- _Aim of the exercise_
Can you quote the records below in full, word for word?

(Recorded data)
((

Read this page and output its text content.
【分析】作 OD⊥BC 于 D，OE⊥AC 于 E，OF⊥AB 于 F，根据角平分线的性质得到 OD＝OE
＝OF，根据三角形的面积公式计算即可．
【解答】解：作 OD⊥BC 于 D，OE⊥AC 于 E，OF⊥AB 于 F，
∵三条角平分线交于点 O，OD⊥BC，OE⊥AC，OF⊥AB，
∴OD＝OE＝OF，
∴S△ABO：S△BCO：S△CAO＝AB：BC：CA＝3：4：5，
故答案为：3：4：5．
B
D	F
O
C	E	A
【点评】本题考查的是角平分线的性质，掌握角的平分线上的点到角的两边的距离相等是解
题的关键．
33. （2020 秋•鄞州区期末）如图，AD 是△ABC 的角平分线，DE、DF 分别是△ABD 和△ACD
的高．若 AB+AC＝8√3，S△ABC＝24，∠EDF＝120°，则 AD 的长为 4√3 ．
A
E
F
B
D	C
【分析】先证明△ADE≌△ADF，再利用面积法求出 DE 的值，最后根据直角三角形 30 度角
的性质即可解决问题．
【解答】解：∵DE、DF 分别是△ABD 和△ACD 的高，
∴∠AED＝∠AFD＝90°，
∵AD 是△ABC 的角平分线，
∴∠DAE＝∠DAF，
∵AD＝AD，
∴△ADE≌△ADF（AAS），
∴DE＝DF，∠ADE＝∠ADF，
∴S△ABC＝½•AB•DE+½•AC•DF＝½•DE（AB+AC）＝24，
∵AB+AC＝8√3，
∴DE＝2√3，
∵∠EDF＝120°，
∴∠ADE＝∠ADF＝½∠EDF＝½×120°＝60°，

))

- _Expected output_
Read this page and output its text content.
【分析】作 OD⊥BC 于 D，OE⊥AC 于 E，OF⊥AB 于 F，根据角平分线的性质得到 OD＝OE
＝OF，根据三角形的面积公式计算即可．
【解答】解：作 OD⊥BC 于 D，OE⊥AC 于 E，OF⊥AB 于 F，
∵三条角平分线交于点 O，OD⊥BC，OE⊥AC，OF⊥AB，
∴OD＝OE＝OF，
∴S△ABO：S△BCO：S△CAO＝AB：BC：CA＝3：4：5，
故答案为：3：4：5．
B
D	F
O
C	E	A
【点评】本题考查的是角平分线的性质，掌握角的平分线上的点到角的两边的距离相等是解
题的关键．
33. （2020 秋•鄞州区期末）如图，AD 是△ABC 的角平分线，DE、DF 分别是△ABD 和△ACD
的高．若 AB+AC＝8√3，S△ABC＝24，∠EDF＝120°，则 AD 的长为 4√3 ．
A
E
F
B
D	C
【分析】先证明△ADE≌△ADF，再利用面积法求出 DE 的值，最后根据直角三角形 30 度角
的性质即可解决问题．
【解答】解：∵DE、DF 分别是△ABD 和△ACD 的高，
∴∠AED＝∠AFD＝90°，
∵AD 是△ABC 的角平分线，
∴∠DAE＝∠DAF，
∵AD＝AD，
∴△ADE≌△ADF（AAS），
∴DE＝DF，∠ADE＝∠ADF，
∴S△ABC＝½•AB•DE+½•AC•DF＝½•DE（AB+AC）＝24，
∵AB+AC＝8√3，
∴DE＝2√3，
∵∠EDF＝120°，
∴∠ADE＝∠ADF＝½∠EDF＝½×120°＝60°，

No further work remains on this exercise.